EXERCISE GOAL — Output the data below in full, character for character.

ENTRIES PROVIDED —
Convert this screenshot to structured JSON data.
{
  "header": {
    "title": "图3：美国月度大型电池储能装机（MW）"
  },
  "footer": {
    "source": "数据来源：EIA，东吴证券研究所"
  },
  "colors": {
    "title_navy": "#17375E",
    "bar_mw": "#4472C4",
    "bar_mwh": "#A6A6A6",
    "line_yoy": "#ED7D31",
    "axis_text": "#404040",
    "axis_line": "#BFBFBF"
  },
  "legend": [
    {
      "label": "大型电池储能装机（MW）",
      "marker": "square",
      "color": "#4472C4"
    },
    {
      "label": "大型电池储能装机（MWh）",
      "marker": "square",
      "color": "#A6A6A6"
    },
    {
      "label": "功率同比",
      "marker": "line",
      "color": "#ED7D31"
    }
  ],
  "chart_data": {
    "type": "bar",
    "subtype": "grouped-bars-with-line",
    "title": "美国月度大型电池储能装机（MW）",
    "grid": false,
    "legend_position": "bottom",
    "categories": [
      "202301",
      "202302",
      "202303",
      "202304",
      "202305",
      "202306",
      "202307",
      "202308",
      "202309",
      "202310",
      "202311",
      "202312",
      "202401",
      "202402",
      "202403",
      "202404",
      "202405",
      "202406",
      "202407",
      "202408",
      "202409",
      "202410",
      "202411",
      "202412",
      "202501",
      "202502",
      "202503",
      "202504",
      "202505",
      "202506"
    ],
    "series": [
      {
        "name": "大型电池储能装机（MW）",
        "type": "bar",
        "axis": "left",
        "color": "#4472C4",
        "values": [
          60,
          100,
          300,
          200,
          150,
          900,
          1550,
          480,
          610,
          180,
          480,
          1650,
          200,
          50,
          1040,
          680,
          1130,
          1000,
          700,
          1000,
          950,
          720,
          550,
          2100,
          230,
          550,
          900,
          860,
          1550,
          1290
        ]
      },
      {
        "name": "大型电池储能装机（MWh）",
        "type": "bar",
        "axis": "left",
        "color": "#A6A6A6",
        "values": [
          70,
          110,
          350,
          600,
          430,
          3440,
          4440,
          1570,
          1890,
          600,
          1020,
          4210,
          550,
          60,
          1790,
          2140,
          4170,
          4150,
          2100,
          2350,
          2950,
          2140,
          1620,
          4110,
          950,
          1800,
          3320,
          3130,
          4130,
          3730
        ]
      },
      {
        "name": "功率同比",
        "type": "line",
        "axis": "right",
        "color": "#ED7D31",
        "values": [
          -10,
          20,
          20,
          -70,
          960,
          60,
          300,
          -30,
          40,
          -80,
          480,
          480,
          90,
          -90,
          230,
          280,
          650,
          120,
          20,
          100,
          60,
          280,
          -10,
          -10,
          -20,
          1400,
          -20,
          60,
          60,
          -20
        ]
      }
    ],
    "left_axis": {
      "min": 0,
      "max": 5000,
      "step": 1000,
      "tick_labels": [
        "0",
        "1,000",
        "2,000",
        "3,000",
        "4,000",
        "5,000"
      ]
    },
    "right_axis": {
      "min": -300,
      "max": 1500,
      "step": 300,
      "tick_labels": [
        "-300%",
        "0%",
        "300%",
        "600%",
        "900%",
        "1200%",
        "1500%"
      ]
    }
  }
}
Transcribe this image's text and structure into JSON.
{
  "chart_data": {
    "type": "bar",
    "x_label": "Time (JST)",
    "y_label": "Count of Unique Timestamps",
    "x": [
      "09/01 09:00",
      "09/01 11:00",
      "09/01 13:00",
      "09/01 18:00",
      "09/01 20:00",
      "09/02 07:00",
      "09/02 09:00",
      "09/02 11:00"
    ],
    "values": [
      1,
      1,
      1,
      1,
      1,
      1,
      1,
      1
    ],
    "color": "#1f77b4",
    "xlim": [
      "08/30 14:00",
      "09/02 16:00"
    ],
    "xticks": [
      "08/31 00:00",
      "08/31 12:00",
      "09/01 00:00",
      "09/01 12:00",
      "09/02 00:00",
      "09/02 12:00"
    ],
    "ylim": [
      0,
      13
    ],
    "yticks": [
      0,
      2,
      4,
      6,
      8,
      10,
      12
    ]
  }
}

EXERCISE RESPONSE —
Convert this screenshot to structured JSON data.
{
  "header": {
    "title": "图3：美国月度大型电池储能装机（MW）"
  },
  "footer": {
    "source": "数据来源：EIA，东吴证券研究所"
  },
  "colors": {
    "title_navy": "#17375E",
    "bar_mw": "#4472C4",
    "bar_mwh": "#A6A6A6",
    "line_yoy": "#ED7D31",
    "axis_text": "#404040",
    "axis_line": "#BFBFBF"
  },
  "legend": [
    {
      "label": "大型电池储能装机（MW）",
      "marker": "square",
      "color": "#4472C4"
    },
    {
      "label": "大型电池储能装机（MWh）",
      "marker": "square",
      "color": "#A6A6A6"
    },
    {
      "label": "功率同比",
      "marker": "line",
      "color": "#ED7D31"
    }
  ],
  "chart_data": {
    "type": "bar",
    "subtype": "grouped-bars-with-line",
    "title": "美国月度大型电池储能装机（MW）",
    "grid": false,
    "legend_position": "bottom",
    "categories": [
      "202301",
      "202302",
      "202303",
      "202304",
      "202305",
      "202306",
      "202307",
      "202308",
      "202309",
      "202310",
      "202311",
      "202312",
      "202401",
      "202402",
      "202403",
      "202404",
      "202405",
      "202406",
      "202407",
      "202408",
      "202409",
      "202410",
      "202411",
      "202412",
      "202501",
      "202502",
      "202503",
      "202504",
      "202505",
      "202506"
    ],
    "series": [
      {
        "name": "大型电池储能装机（MW）",
        "type": "bar",
        "axis": "left",
        "color": "#4472C4",
        "values": [
          60,
          100,
          300,
          200,
          150,
          900,
          1550,
          480,
          610,
          180,
          480,
          1650,
          200,
          50,
          1040,
          680,
          1130,
          1000,
          700,
          1000,
          950,
          720,
          550,
          2100,
          230,
          550,
          900,
          860,
          1550,
          1290
        ]
      },
      {
        "name": "大型电池储能装机（MWh）",
        "type": "bar",
        "axis": "left",
        "color": "#A6A6A6",
        "values": [
          70,
          110,
          350,
          600,
          430,
          3440,
          4440,
          1570,
          1890,
          600,
          1020,
          4210,
          550,
          60,
          1790,
          2140,
          4170,
          4150,
          2100,
          2350,
          2950,
          2140,
          1620,
          4110,
          950,
          1800,
          3320,
          3130,
          4130,
          3730
        ]
      },
      {
        "name": "功率同比",
        "type": "line",
        "axis": "right",
        "color": "#ED7D31",
        "values": [
          -10,
          20,
          20,
          -70,
          960,
          60,
          300,
          -30,
          40,
          -80,
          480,
          480,
          90,
          -90,
          230,
          280,
          650,
          120,
          20,
          100,
          60,
          280,
          -10,
          -10,
          -20,
          1400,
          -20,
          60,
          60,
          -20
        ]
      }
    ],
    "left_axis": {
      "min": 0,
      "max": 5000,
      "step": 1000,
      "tick_labels": [
        "0",
        "1,000",
        "2,000",
        "3,000",
        "4,000",
        "5,000"
      ]
    },
    "right_axis": {
      "min": -300,
      "max": 1500,
      "step": 300,
      "tick_labels": [
        "-300%",
        "0%",
        "300%",
        "600%",
        "900%",
        "1200%",
        "1500%"
      ]
    }
  }
}
Transcribe this image's text and structure into JSON.
{
  "chart_data": {
    "type": "bar",
    "x_label": "Time (JST)",
    "y_label": "Count of Unique Timestamps",
    "x": [
      "09/01 09:00",
      "09/01 11:00",
      "09/01 13:00",
      "09/01 18:00",
      "09/01 20:00",
      "09/02 07:00",
      "09/02 09:00",
      "09/02 11:00"
    ],
    "values": [
      1,
      1,
      1,
      1,
      1,
      1,
      1,
      1
    ],
    "color": "#1f77b4",
    "xlim": [
      "08/30 14:00",
      "09/02 16:00"
    ],
    "xticks": [
      "08/31 00:00",
      "08/31 12:00",
      "09/01 00:00",
      "09/01 12:00",
      "09/02 00:00",
      "09/02 12:00"
    ],
    "ylim": [
      0,
      13
    ],
    "yticks": [
      0,
      2,
      4,
      6,
      8,
      10,
      12
    ]
  }
}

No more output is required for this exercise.